#### DIRECTION 1:
Reproduce the records verbatim, everything from their first line down to the line containing "svg-text:1 960: 1", both included.

#### READING TEXT:
Shale volume, shown in black, can be estimated from logs in a number of ways. The result is
 the average over the interval measured by a log and is independent of the shale distribution. Blue shading represents the effective porosity.

Shale volume estimation is the first calculation step in a log analysis. All other calculations depend on the shale volume being known from this step.


STEP 1: Convert density log (gm/cc or kg/m3) to porosity units if a density porosity log is not available (skip this step if density data is already in porosity units):

1: PHIDSH = (DENSSH – KD2) / (KD1 – KD2) – do this once in an obvious shale zone

2: PHID = (DENS – KD2) / (KD1 – KD2) – do this for every data level


Where:  KD1 = 1.00 for English units

 KD1 = 1000 for Metric units

 KD2 = 2.65 for English units Sandstone scale log

 KD2 = 2650 for Metric units Sandstone scale log

 KD2 = 2.71 for English units Limestone scale log

 KD2 = 2710 for Metric units Limestone scale log

 KD2 = 2.87 for English units Dolomite scale log

 KD2 = 2870 for Metric units Dolomite scale log


NOTE: The choice for KD2 must match the neutron log units – if neutron is in Limestone units, KD2 must be 2.71 for gm/cc or 2710 for kg/m3 log scale.

#### RECORDS TO PROCESS:
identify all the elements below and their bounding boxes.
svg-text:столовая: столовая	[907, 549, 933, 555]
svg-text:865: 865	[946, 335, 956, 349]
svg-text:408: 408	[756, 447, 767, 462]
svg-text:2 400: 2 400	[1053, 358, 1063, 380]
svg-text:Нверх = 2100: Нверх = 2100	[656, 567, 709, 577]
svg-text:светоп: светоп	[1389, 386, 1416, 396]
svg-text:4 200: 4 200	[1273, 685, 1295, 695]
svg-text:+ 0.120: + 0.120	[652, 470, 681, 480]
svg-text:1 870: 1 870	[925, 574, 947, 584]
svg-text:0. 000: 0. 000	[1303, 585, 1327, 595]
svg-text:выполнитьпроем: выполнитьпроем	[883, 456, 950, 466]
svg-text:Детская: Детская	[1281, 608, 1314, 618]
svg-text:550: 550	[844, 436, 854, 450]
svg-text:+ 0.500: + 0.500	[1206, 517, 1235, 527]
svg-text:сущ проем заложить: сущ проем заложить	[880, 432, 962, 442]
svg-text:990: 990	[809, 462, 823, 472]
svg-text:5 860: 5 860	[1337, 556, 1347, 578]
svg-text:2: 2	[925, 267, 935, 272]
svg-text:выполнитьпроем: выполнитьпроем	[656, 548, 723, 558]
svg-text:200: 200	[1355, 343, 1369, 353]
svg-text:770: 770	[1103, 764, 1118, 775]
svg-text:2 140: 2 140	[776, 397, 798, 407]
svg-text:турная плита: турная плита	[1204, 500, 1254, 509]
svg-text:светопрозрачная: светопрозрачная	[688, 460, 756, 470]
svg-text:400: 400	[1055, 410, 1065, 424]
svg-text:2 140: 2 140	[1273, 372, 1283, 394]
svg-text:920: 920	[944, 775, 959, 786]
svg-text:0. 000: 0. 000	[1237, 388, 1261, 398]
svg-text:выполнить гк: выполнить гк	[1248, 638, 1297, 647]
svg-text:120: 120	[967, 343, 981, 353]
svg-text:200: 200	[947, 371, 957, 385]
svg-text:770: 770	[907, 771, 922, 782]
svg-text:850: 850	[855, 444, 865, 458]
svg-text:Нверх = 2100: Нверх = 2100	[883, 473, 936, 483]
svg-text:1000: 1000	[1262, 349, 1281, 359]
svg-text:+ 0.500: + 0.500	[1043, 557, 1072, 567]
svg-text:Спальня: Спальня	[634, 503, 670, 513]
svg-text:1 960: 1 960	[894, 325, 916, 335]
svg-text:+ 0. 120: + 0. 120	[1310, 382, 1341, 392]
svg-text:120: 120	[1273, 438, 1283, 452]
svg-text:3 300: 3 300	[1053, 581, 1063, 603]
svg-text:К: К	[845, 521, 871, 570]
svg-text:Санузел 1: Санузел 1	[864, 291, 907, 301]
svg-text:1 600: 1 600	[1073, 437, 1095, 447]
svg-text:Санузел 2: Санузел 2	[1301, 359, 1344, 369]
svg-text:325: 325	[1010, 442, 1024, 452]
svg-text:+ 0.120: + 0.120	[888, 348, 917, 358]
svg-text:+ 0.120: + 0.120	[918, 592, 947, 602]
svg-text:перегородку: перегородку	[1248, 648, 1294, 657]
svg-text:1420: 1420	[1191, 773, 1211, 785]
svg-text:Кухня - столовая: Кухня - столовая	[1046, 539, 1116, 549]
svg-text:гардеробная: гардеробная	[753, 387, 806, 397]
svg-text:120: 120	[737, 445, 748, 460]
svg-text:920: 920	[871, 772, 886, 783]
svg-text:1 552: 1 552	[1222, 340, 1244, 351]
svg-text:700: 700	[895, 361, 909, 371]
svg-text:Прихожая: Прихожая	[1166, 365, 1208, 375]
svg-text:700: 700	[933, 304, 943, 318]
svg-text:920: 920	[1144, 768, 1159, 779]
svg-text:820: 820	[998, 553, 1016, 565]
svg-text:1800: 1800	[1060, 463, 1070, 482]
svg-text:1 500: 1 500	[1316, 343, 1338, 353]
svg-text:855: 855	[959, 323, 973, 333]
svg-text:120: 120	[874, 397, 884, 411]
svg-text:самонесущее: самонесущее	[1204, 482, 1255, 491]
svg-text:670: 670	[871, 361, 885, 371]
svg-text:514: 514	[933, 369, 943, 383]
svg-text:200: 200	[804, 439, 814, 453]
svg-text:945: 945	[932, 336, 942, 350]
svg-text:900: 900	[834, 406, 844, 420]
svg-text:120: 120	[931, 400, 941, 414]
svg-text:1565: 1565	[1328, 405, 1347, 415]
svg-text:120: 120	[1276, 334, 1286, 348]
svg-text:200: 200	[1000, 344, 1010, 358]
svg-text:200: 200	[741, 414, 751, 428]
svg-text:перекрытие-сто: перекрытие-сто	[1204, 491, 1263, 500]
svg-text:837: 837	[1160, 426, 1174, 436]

#### DIRECTION 2:
Continue the text on estimating shale volume from logs, picking up after its final sentence.

#### FINAL RESULT 1:
identify all the elements below and their bounding boxes.
svg-text:столовая: столовая	[907, 549, 933, 555]
svg-text:865: 865	[946, 335, 956, 349]
svg-text:408: 408	[756, 447, 767, 462]
svg-text:2 400: 2 400	[1053, 358, 1063, 380]
svg-text:Нверх = 2100: Нверх = 2100	[656, 567, 709, 577]
svg-text:светоп: светоп	[1389, 386, 1416, 396]
svg-text:4 200: 4 200	[1273, 685, 1295, 695]
svg-text:+ 0.120: + 0.120	[652, 470, 681, 480]
svg-text:1 870: 1 870	[925, 574, 947, 584]
svg-text:0. 000: 0. 000	[1303, 585, 1327, 595]
svg-text:выполнитьпроем: выполнитьпроем	[883, 456, 950, 466]
svg-text:Детская: Детская	[1281, 608, 1314, 618]
svg-text:550: 550	[844, 436, 854, 450]
svg-text:+ 0.500: + 0.500	[1206, 517, 1235, 527]
svg-text:сущ проем заложить: сущ проем заложить	[880, 432, 962, 442]
svg-text:990: 990	[809, 462, 823, 472]
svg-text:5 860: 5 860	[1337, 556, 1347, 578]
svg-text:2: 2	[925, 267, 935, 272]
svg-text:выполнитьпроем: выполнитьпроем	[656, 548, 723, 558]
svg-text:200: 200	[1355, 343, 1369, 353]
svg-text:770: 770	[1103, 764, 1118, 775]
svg-text:2 140: 2 140	[776, 397, 798, 407]
svg-text:турная плита: турная плита	[1204, 500, 1254, 509]
svg-text:светопрозрачная: светопрозрачная	[688, 460, 756, 470]
svg-text:400: 400	[1055, 410, 1065, 424]
svg-text:2 140: 2 140	[1273, 372, 1283, 394]
svg-text:920: 920	[944, 775, 959, 786]
svg-text:0. 000: 0. 000	[1237, 388, 1261, 398]
svg-text:выполнить гк: выполнить гк	[1248, 638, 1297, 647]
svg-text:120: 120	[967, 343, 981, 353]
svg-text:200: 200	[947, 371, 957, 385]
svg-text:770: 770	[907, 771, 922, 782]
svg-text:850: 850	[855, 444, 865, 458]
svg-text:Нверх = 2100: Нверх = 2100	[883, 473, 936, 483]
svg-text:1000: 1000	[1262, 349, 1281, 359]
svg-text:+ 0.500: + 0.500	[1043, 557, 1072, 567]
svg-text:Спальня: Спальня	[634, 503, 670, 513]
svg-text:1 960: 1 960	[894, 325, 916, 335]

#### FINAL RESULT 2:
STEP 2: Calculate shale volume from the three common  methods:

 3: Vshg = (GR - GR0) / (GR100 - GR0)

 4: Vshs = (SP - SP0) / (SP100 - SP0)

 5: Vshx = (PHIN - PHID) / (PHINSH - PHIDSH)

NOTE: Trim Vsh values between 0.0 and 1.0. If too many values fall outside this range, check the clean and shale parameters. Do not calculate methods which fail to pass all usage rules listed below.

STEP 3: Adjust gamma ray method for young rocks, if needed:

 8: Vshc = 1.7 - (3.38 - (Vshg + 0.7) ^ 2) ^ 0.5


STEP 4: Take minimum of available methods:

 9: Vsh = Min (Vshg, Vshs, Vshr, Vshx, Vshc) 



GR0 = 8 to 45                           GR100 = 75 to 150

SP0 = -20 to -120                      SP100 = +20 to -20

PHIDSH = -0.06 to +0.20           PHINSH = 0.15 to 0.45

All values must be picked from logs or assumed from previous experience.




Pore Volume

The second calculation step in a log analysis is to find shale corrected porosity. Pore volume is the space in a rock filled with oil, gas, or water. Total porosity includes the bound water in the shale and is called PHIt. Effective porosity does not include bound water, and is called PHIe. When there is no shale, PHIe equals PHIt.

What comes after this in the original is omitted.